Kutipan Dokumen:
◆ ◆ ◆ ◆ ◆ ◆ ◆

Kamis, 27 Desember 2007

“SPIRITUALITAS HARUS TERUS DIASAH”

ANGGOTA dewan gubernur di Bank Indonesia (BI) tentu saja orang pilihan. Ia harus memahami persoalan yang menghimpit ekonomi Indonesia, termasuk di dalamnya industri perbankan. S Budi Rochadi adalah salah satu Deputi Gubernur bank Indonesia selain Miranda S. Goeltom (Deputi Gubernur Senior), Bun Bunan EJ. Hutapea (Deputi Gubernur), Aslim Tadjuddin (Deputi Gubernur), Hartadi. A. Sarwono (Deputi Gubernur), Siti Chalimah Fadjrijah (Deputi Gubernur), dan Muliaman D. Hadad (Deputi Gubernur).
Budi mengawali karirnya di Bank Indonesia (BI) sebagai staf bagian pengawasan kredit, pada tahun 1975. Selang enam tahun kemudian, Budi ditugaskan pada bagian pemeriksaan bank, tingkat III, masih pada bagian yang sama yaitu pengawasan kredit. Tahun 1984, Budi kembali dipindahtugaskan, kali ini pada bagian penilitan dan pengembangan, sebagai kepala desk.

◆ ◆ ◆ ◆ ◆ ◆ ◆

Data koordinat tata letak
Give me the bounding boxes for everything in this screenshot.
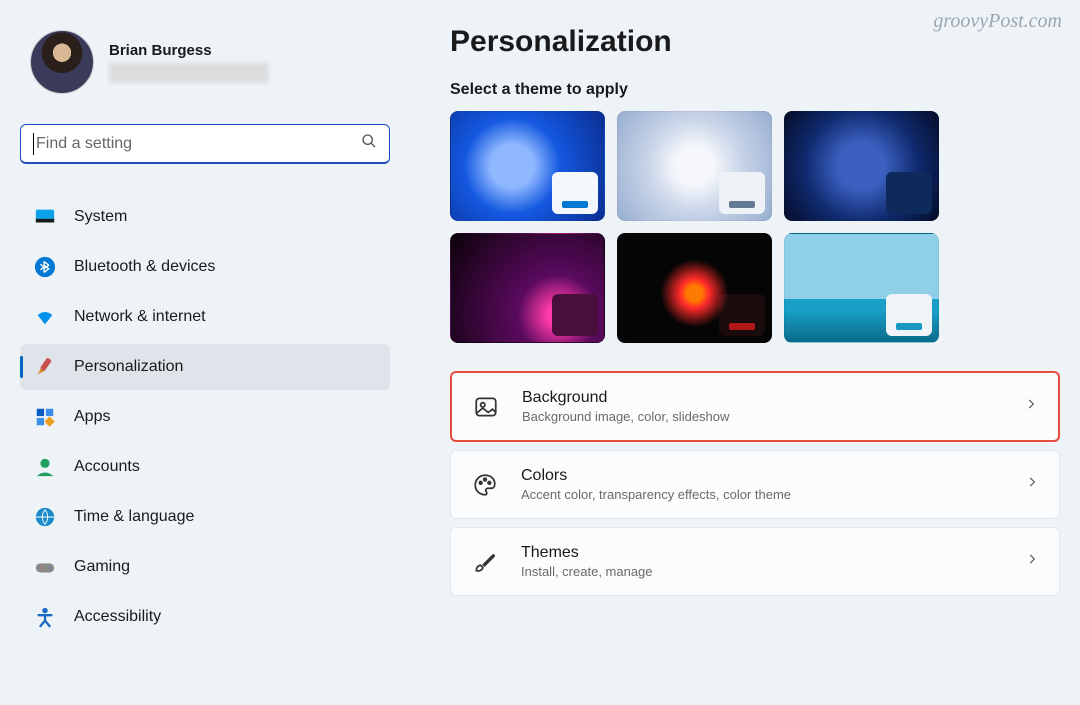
nav-network[interactable]: Network & internet — [20, 294, 390, 340]
setting-title: Themes — [521, 544, 1003, 562]
nav-label: Bluetooth & devices — [74, 258, 215, 276]
bluetooth-icon — [34, 256, 56, 278]
profile-email-redacted — [109, 63, 269, 83]
profile-name: Brian Burgess — [109, 42, 269, 59]
setting-desc: Background image, color, slideshow — [522, 409, 1002, 424]
nav-gaming[interactable]: Gaming — [20, 544, 390, 590]
nav-accounts[interactable]: Accounts — [20, 444, 390, 490]
nav-label: Time & language — [74, 508, 194, 526]
setting-themes[interactable]: Themes Install, create, manage — [450, 527, 1060, 596]
nav-label: Personalization — [74, 358, 183, 376]
theme-tile-1[interactable] — [450, 111, 605, 221]
chevron-right-icon — [1025, 552, 1039, 571]
theme-preview — [886, 294, 932, 336]
theme-preview — [552, 172, 598, 214]
nav-list: System Bluetooth & devices Network & int… — [20, 194, 390, 640]
nav-accessibility[interactable]: Accessibility — [20, 594, 390, 640]
theme-preview — [719, 172, 765, 214]
wifi-icon — [34, 306, 56, 328]
chevron-right-icon — [1024, 397, 1038, 416]
nav-label: Accessibility — [74, 608, 161, 626]
theme-tile-4[interactable] — [450, 233, 605, 343]
paintbrush-icon — [34, 356, 56, 378]
setting-desc: Accent color, transparency effects, colo… — [521, 487, 1003, 502]
setting-background[interactable]: Background Background image, color, slid… — [450, 371, 1060, 442]
nav-apps[interactable]: Apps — [20, 394, 390, 440]
search-icon[interactable] — [361, 133, 377, 154]
nav-label: System — [74, 208, 127, 226]
nav-bluetooth[interactable]: Bluetooth & devices — [20, 244, 390, 290]
brush-icon — [471, 548, 499, 576]
nav-label: Apps — [74, 408, 110, 426]
page-title: Personalization — [450, 25, 1060, 59]
theme-tile-2[interactable] — [617, 111, 772, 221]
theme-tile-3[interactable] — [784, 111, 939, 221]
profile-block[interactable]: Brian Burgess — [30, 30, 390, 94]
main-content: Personalization Select a theme to apply … — [410, 0, 1080, 705]
chevron-right-icon — [1025, 475, 1039, 494]
apps-icon — [34, 406, 56, 428]
theme-tile-6[interactable] — [784, 233, 939, 343]
setting-title: Background — [522, 389, 1002, 407]
accessibility-icon — [34, 606, 56, 628]
setting-title: Colors — [521, 467, 1003, 485]
image-icon — [472, 393, 500, 421]
nav-label: Accounts — [74, 458, 140, 476]
search-box[interactable] — [20, 124, 390, 164]
setting-desc: Install, create, manage — [521, 564, 1003, 579]
theme-preview — [886, 172, 932, 214]
avatar[interactable] — [30, 30, 94, 94]
theme-tile-5[interactable] — [617, 233, 772, 343]
search-input[interactable] — [36, 135, 361, 153]
gamepad-icon — [34, 556, 56, 578]
themes-grid — [450, 111, 1060, 343]
system-icon — [34, 206, 56, 228]
nav-system[interactable]: System — [20, 194, 390, 240]
theme-preview — [552, 294, 598, 336]
theme-preview — [719, 294, 765, 336]
nav-personalization[interactable]: Personalization — [20, 344, 390, 390]
palette-icon — [471, 471, 499, 499]
select-theme-label: Select a theme to apply — [450, 81, 1060, 99]
person-icon — [34, 456, 56, 478]
nav-label: Gaming — [74, 558, 130, 576]
nav-time-language[interactable]: Time & language — [20, 494, 390, 540]
sidebar: Brian Burgess System Bluetooth — [0, 0, 410, 705]
globe-clock-icon — [34, 506, 56, 528]
nav-label: Network & internet — [74, 308, 206, 326]
setting-colors[interactable]: Colors Accent color, transparency effect… — [450, 450, 1060, 519]
text-caret — [33, 133, 34, 155]
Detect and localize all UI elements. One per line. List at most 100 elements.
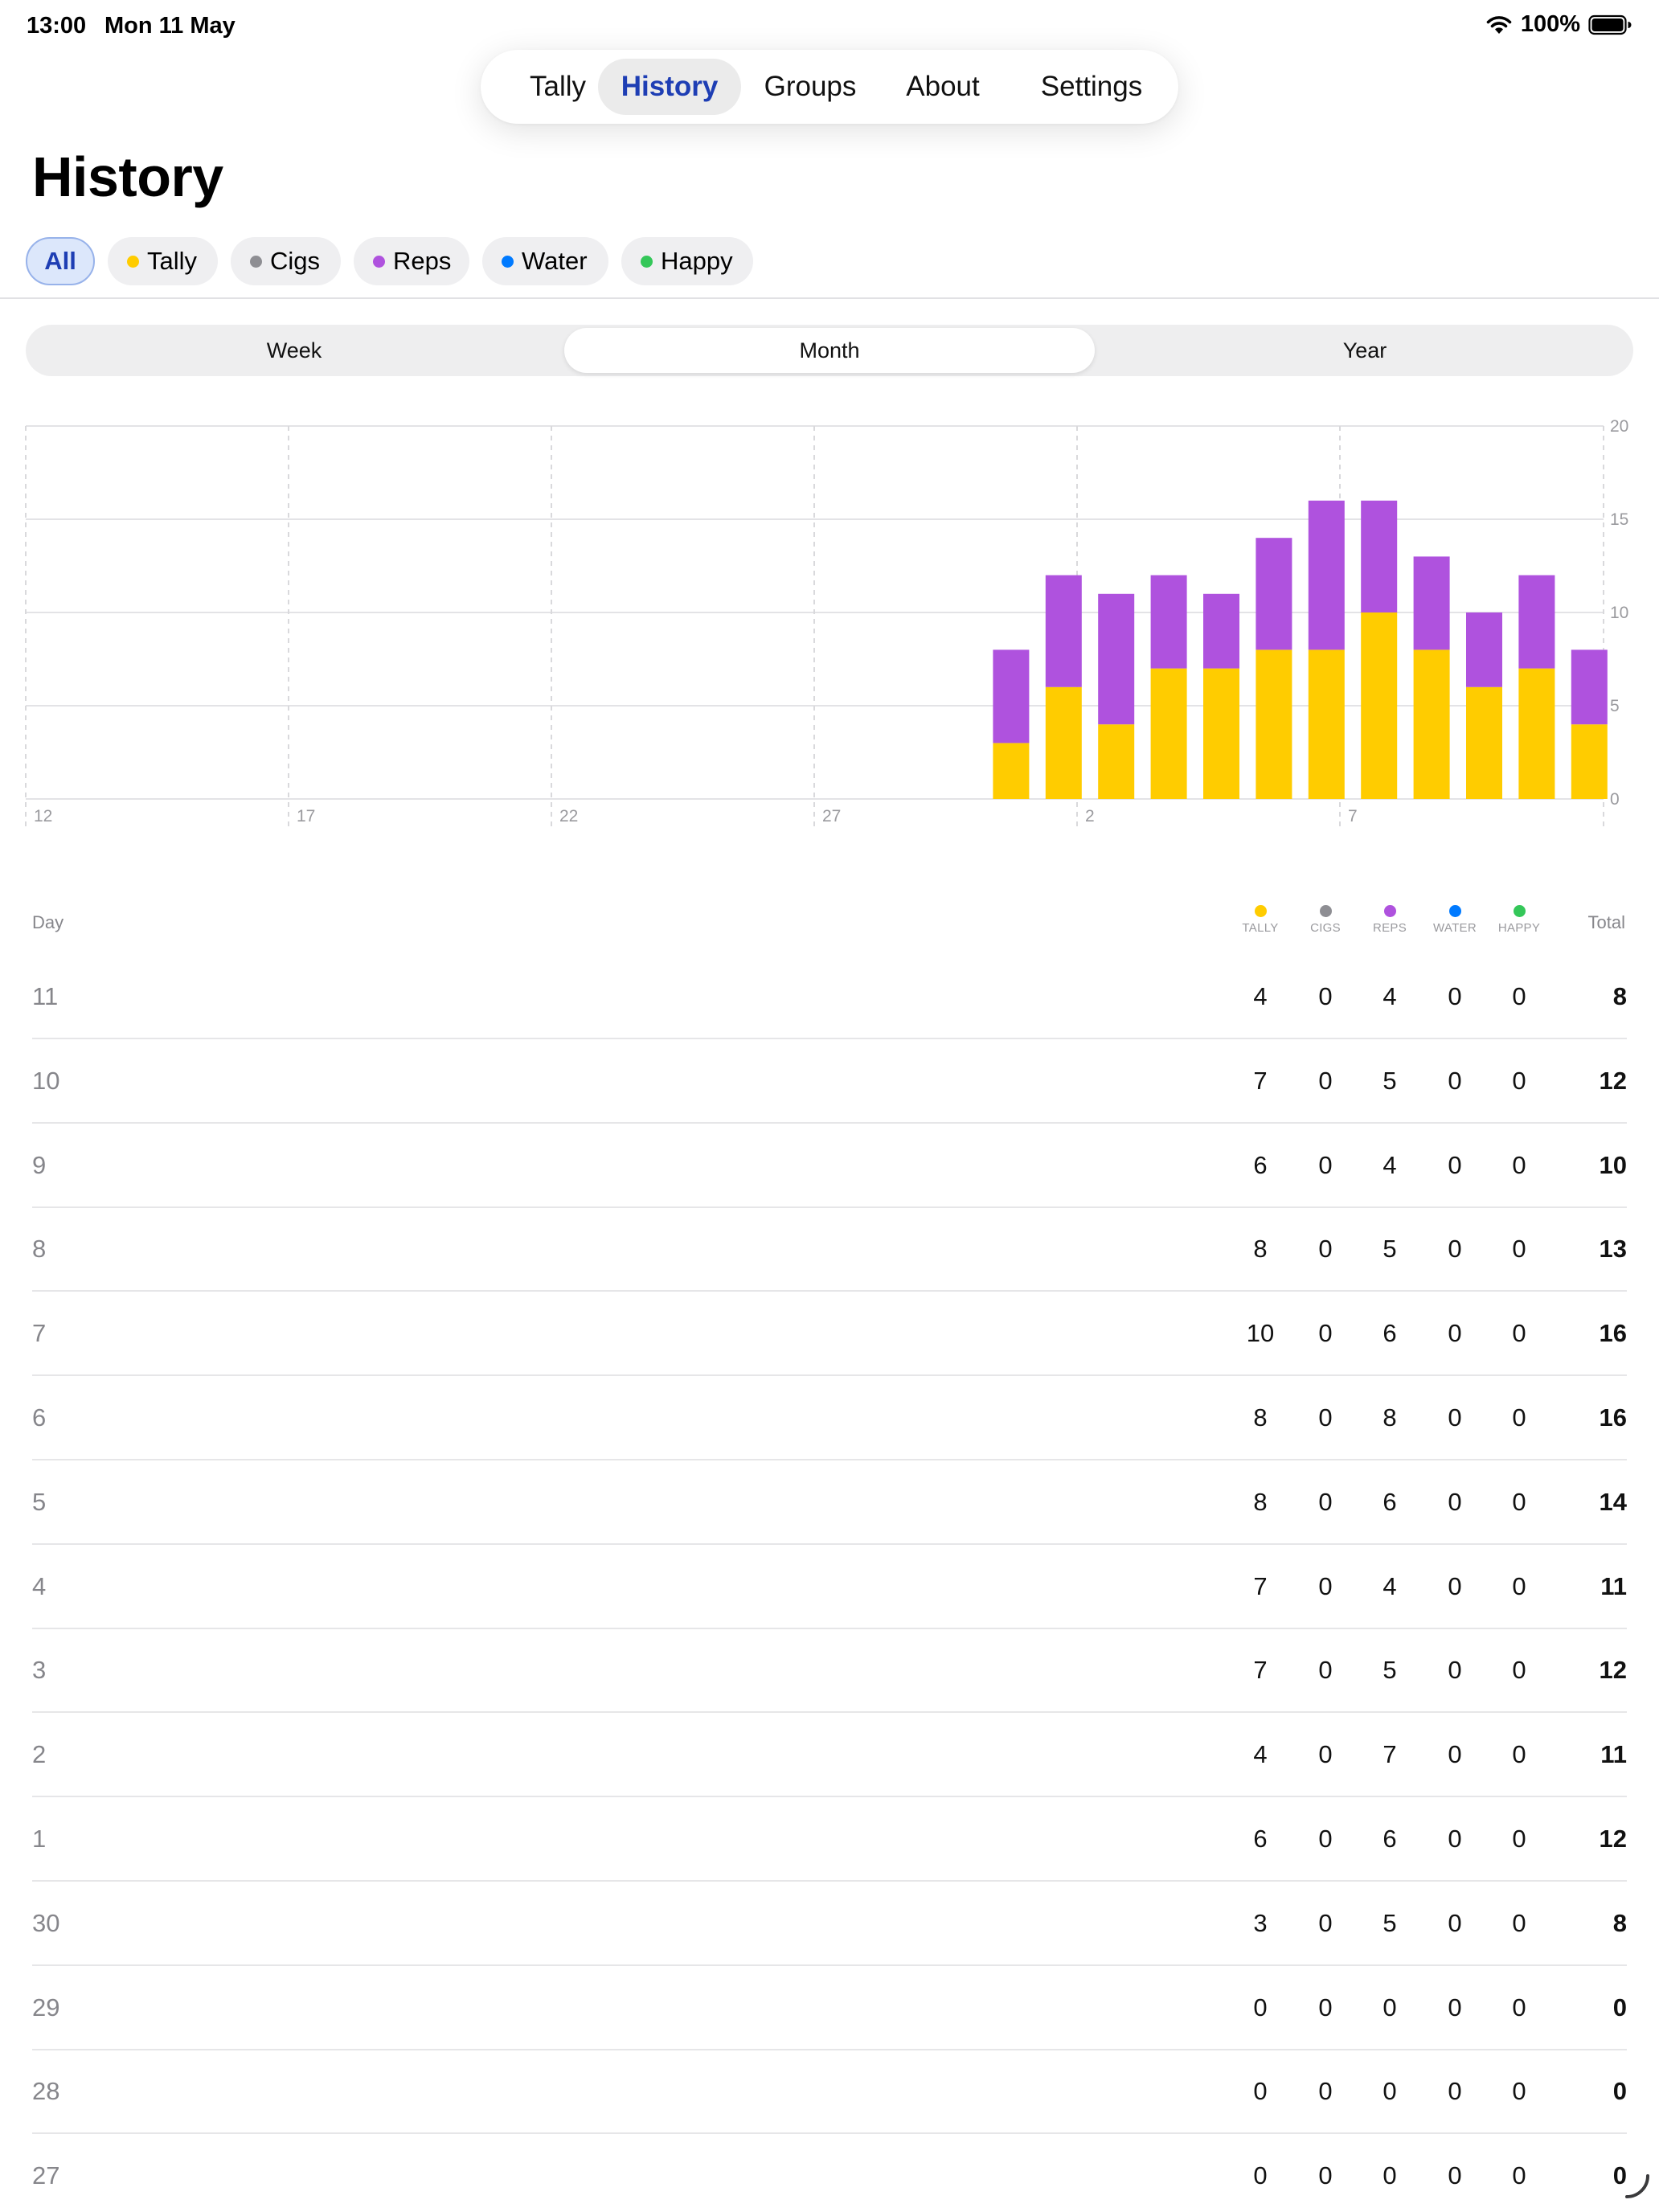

◆ ◆ ◆ ◆ ◆ ◆ ◆

Tugas Tertulis 1:
Kembalikan sebagian teks tentang S Budi Rochadi tanpa mengubah satu kata pun, mulai dari "Kamis, 27 Desember" dan terus sampai "Hadad (Deputi Gubernur).".
Tugas Tertulis 2:
Teruskan teks tentang S Budi Rochadi dari kalimat terakhir yang ditampilkan.

Hasil Latihan 1:
Kamis, 27 Desember 2007

“SPIRITUALITAS HARUS TERUS DIASAH”

ANGGOTA dewan gubernur di Bank Indonesia (BI) tentu saja orang pilihan. Ia harus memahami persoalan yang menghimpit ekonomi Indonesia, termasuk di dalamnya industri perbankan. S Budi Rochadi adalah salah satu Deputi Gubernur bank Indonesia selain Miranda S. Goeltom (Deputi Gubernur Senior), Bun Bunan EJ. Hutapea (Deputi Gubernur), Aslim Tadjuddin (Deputi Gubernur), Hartadi. A. Sarwono (Deputi Gubernur), Siti Chalimah Fadjrijah (Deputi Gubernur), dan Muliaman D. Hadad (Deputi Gubernur).

Hasil Latihan 2:
Tahun 1988, pria kelahian Solo, 24 Maret, 56 tahun lalu ini, karirnya mulai menanjak, yaitu menjadi Wakil Kepala Bagian Pengolahan Data. Tak lama setelah itu, pada tahun 1991, ia diangkat menjadi Kepala Bagian Pengolahan Data.
Tahun 1994, Budi kembali ke pengawasan perbankan, kali ini menjabat sebagai Pemeriksa Bank Eksekutif Senior, di Urusan Pengawasan Bank Umum I. Tidak lama kemudian karirnya kembali meningkat, ia dipercaya menjabat sebagai kepala urusan Pengawasan Bank Umum III pada tahun 1997.
Ketika terjadi krisis ekonomi, Budi menjabat sebagai Kepala Urusan Pengaturan dan Pengembangan Perbankan. Sebelum kemudian pada tahun 1998, dia ditunjuk untuk memimpin Kantor Bank Indonesia (KBI) Semarang.
Tahun 2000, dia dipanggil kembali ke kantor pusat, untuk menjabat sebagai Pegawai Utama Setingkat Direktur, di Direktorat Sumber Daya Manusia. Tak lama berselang dia ditugaskan untuk memimpin KBI Medan pada September 2000.
Sebelum menjabat sebagai Kepala Kantor Perwakilan BI di Tokyo, Jepang sejak tahun 2003, Budi sempat menjadi staf ahli Gubernur BI, di biro sekretariat. Dan sekarang ia menjabat Deputi Gubernur di BI Jakarta.
***
SEBAGAI Deputi Gubernur BI, Budi memegang prinsip pengabdian dalam menunaikan tugas-tugas yang ia emban. “Selama menjabat, saya tidak merasa ada halangan, karena dasarnya pengabdian. Jadi apa saja jabatannya, itu bukan persoalan. Saya tidak ada target, harus jadi ini atau itu. Karena dasarnya adalah pengabdian dan ibadah,” katanya.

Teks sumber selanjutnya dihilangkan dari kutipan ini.